> _EXERCISE BRIEF_:
Only the lines from the one containing "What data populates" through the end of the records should be retyped, exactly and including both ends; pictures stay out.

> _Stored data entries_:
>> start
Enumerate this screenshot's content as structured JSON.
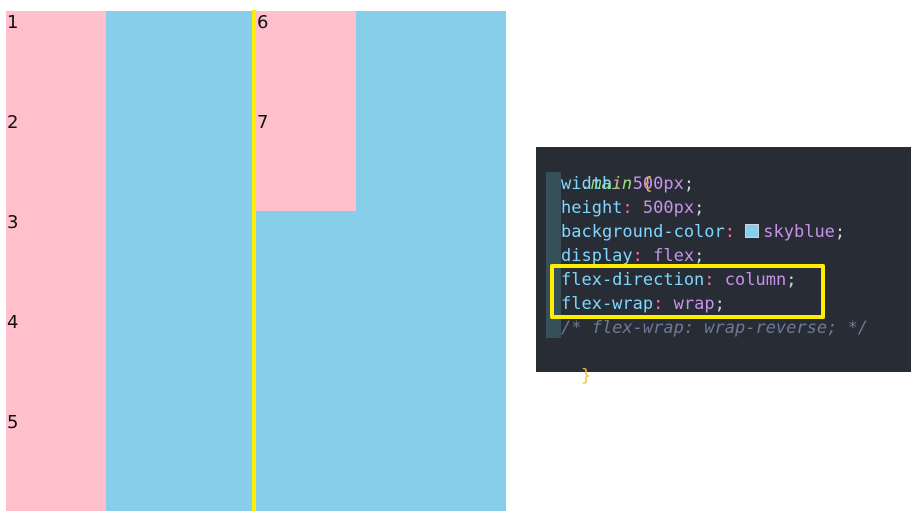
{
  "demo": {
    "items": [
      "1",
      "2",
      "3",
      "4",
      "5",
      "6",
      "7"
    ],
    "colors": {
      "container": "#87ceeb",
      "item": "#ffc0cb",
      "divider": "#ffee00"
    }
  },
  "code": {
    "selector": ".main",
    "open_brace": "{",
    "close_brace": "}",
    "lines": [
      {
        "prop": "width",
        "value": "500px"
      },
      {
        "prop": "height",
        "value": "500px"
      },
      {
        "prop": "background-color",
        "value": "skyblue"
      },
      {
        "prop": "display",
        "value": "flex"
      },
      {
        "prop": "flex-direction",
        "value": "column"
      },
      {
        "prop": "flex-wrap",
        "value": "wrap"
      }
    ],
    "comment": "/* flex-wrap: wrap-reverse; */",
    "highlight_color": "#ffee00"
  }
}
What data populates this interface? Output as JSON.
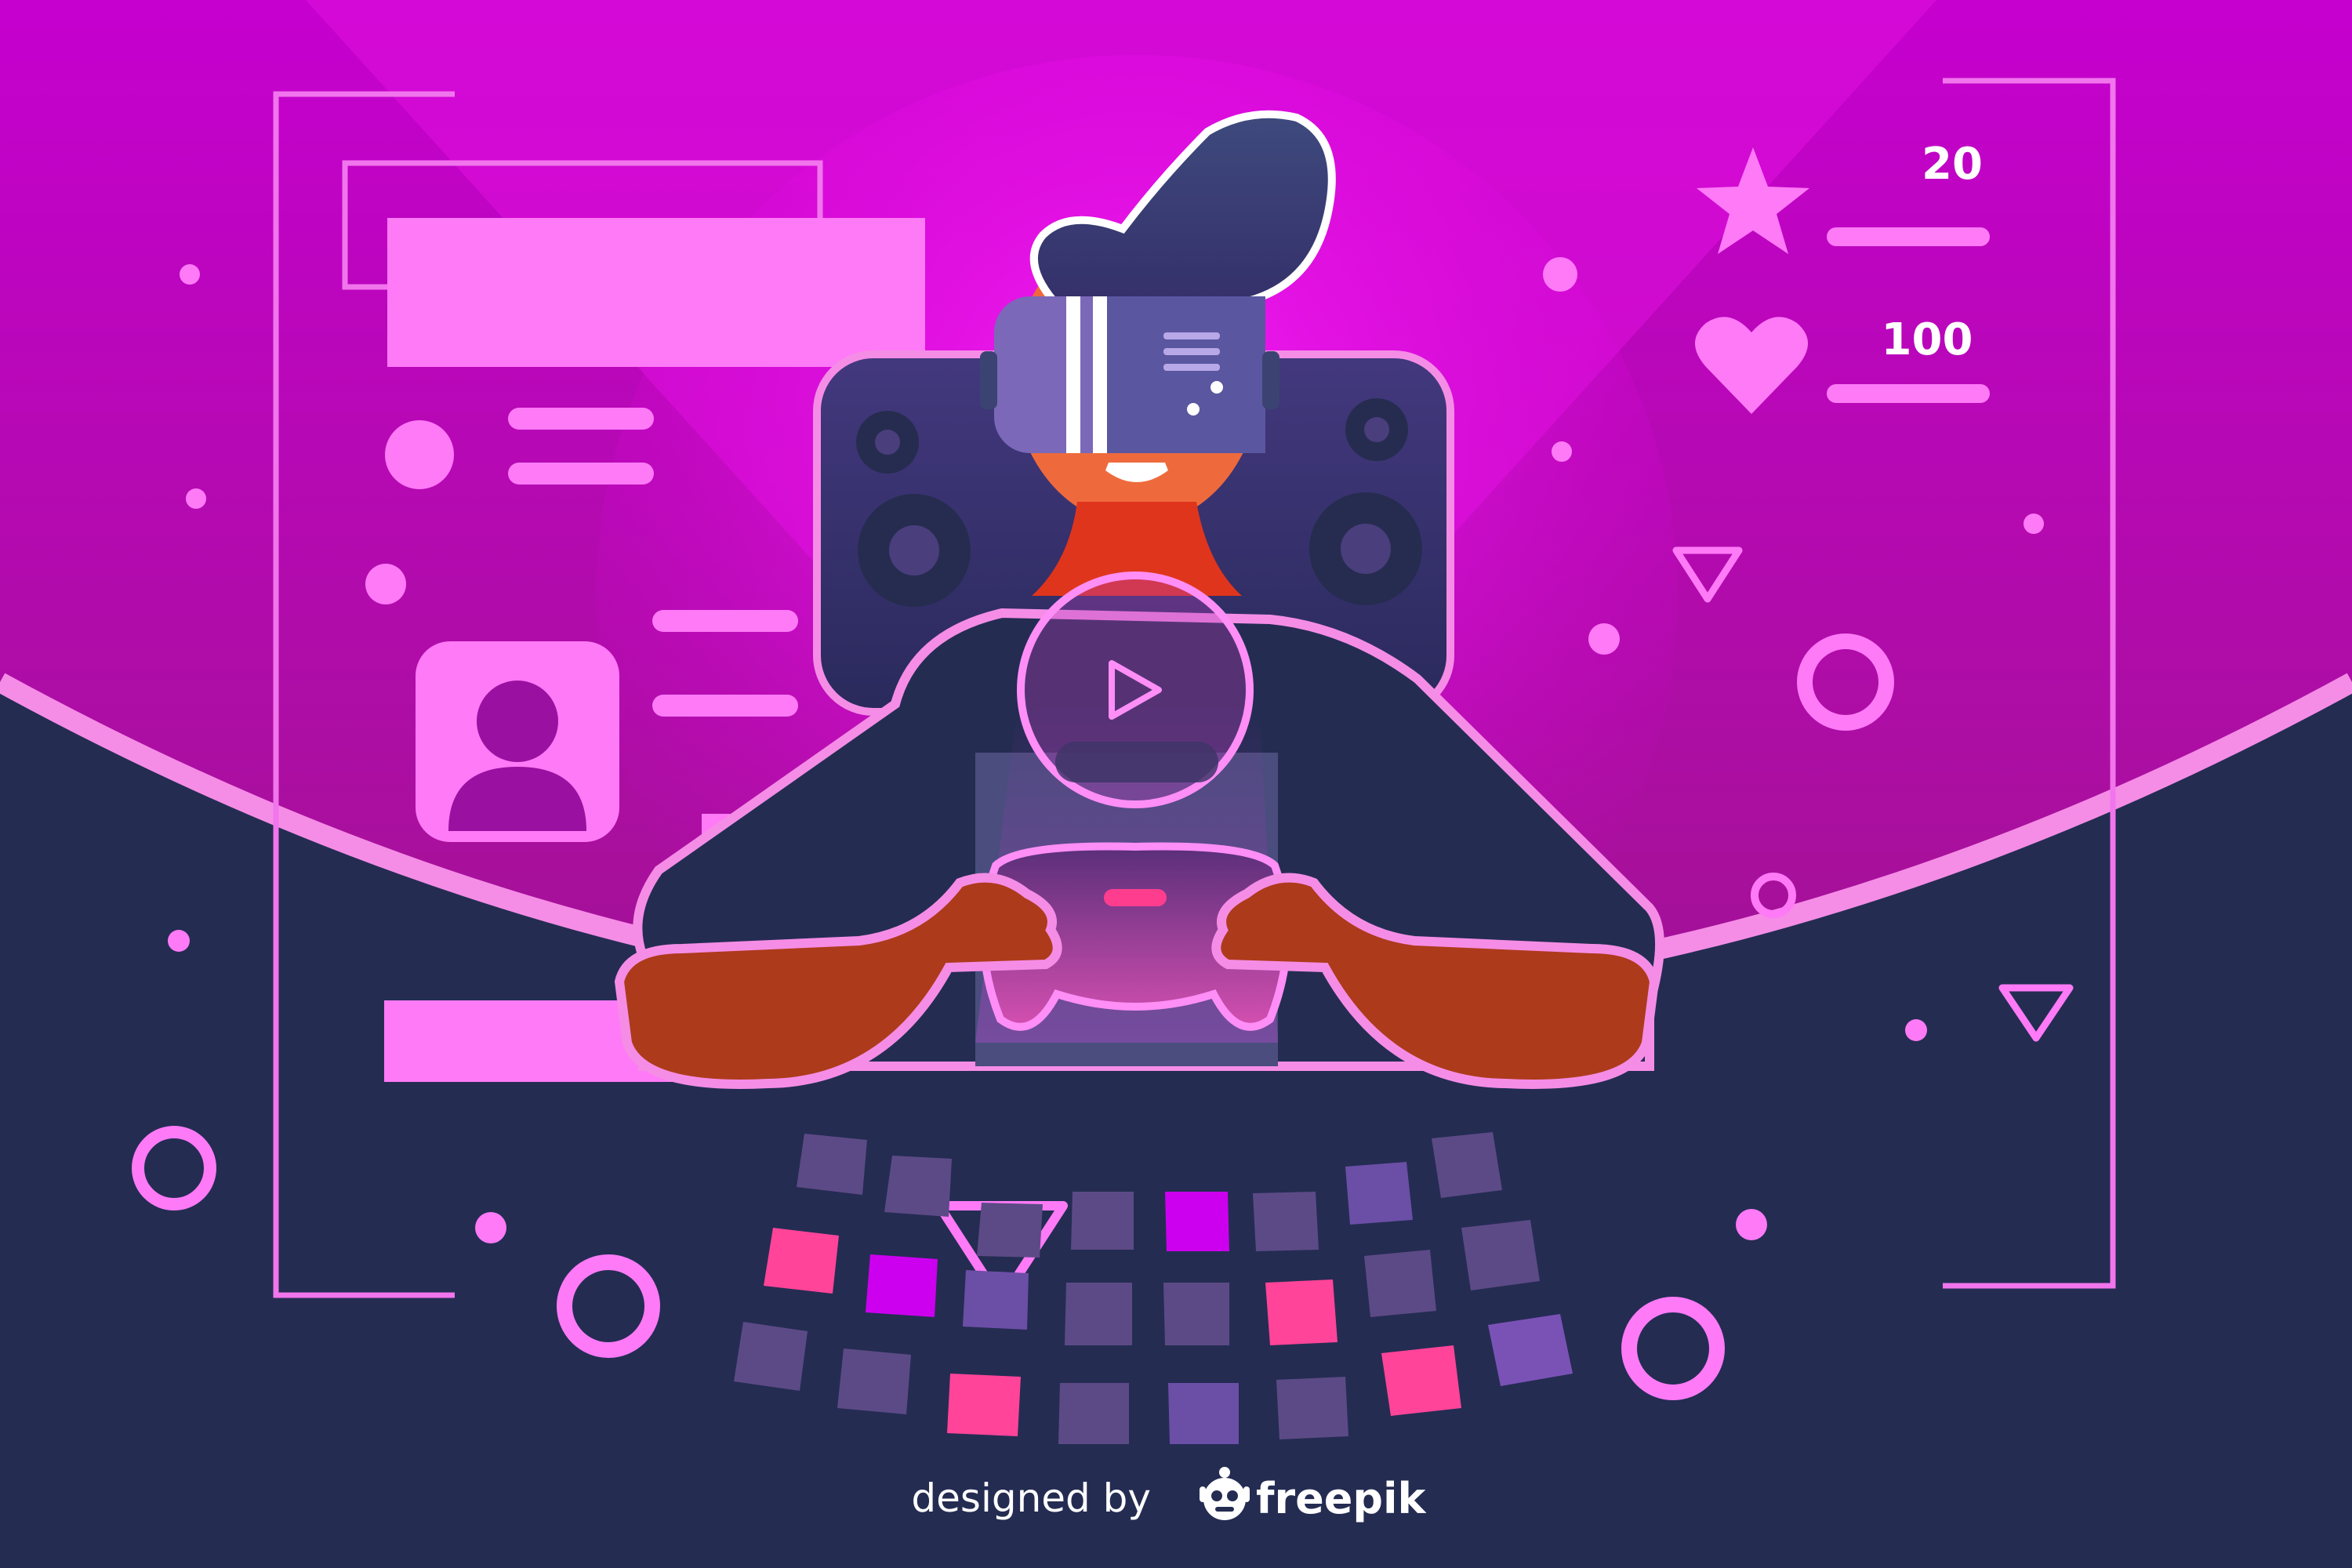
{
  "hud": {
    "star_score": "20",
    "heart_score": "100"
  },
  "credit": {
    "prefix": "designed by",
    "brand": "freepik"
  },
  "icons": {
    "star": "star-icon",
    "heart": "heart-icon",
    "play": "play-icon",
    "user": "user-icon",
    "freepik_logo": "freepik-logo-icon"
  },
  "colors": {
    "background_top": "#d100d4",
    "background_dark": "#242c52",
    "accent_pink": "#ff7af7",
    "tile_pink": "#ff4499",
    "tile_magenta": "#cc00ee",
    "tile_purple": "#5c4a86",
    "skin": "#ad3a1b",
    "hair": "#3b4372"
  }
}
>> end
> _EXPECTED ANSWER_:
What data populates this interface? Output as JSON.
{
  "hud": {
    "star_score": "20",
    "heart_score": "100"
  },
  "credit": {
    "prefix": "designed by",
    "brand": "freepik"
  },
  "icons": {
    "star": "star-icon",
    "heart": "heart-icon",
    "play": "play-icon",
    "user": "user-icon",
    "freepik_logo": "freepik-logo-icon"
  },
  "colors": {
    "background_top": "#d100d4",
    "background_dark": "#242c52",
    "accent_pink": "#ff7af7",
    "tile_pink": "#ff4499",
    "tile_magenta": "#cc00ee",
    "tile_purple": "#5c4a86",
    "skin": "#ad3a1b",
    "hair": "#3b4372"
  }
}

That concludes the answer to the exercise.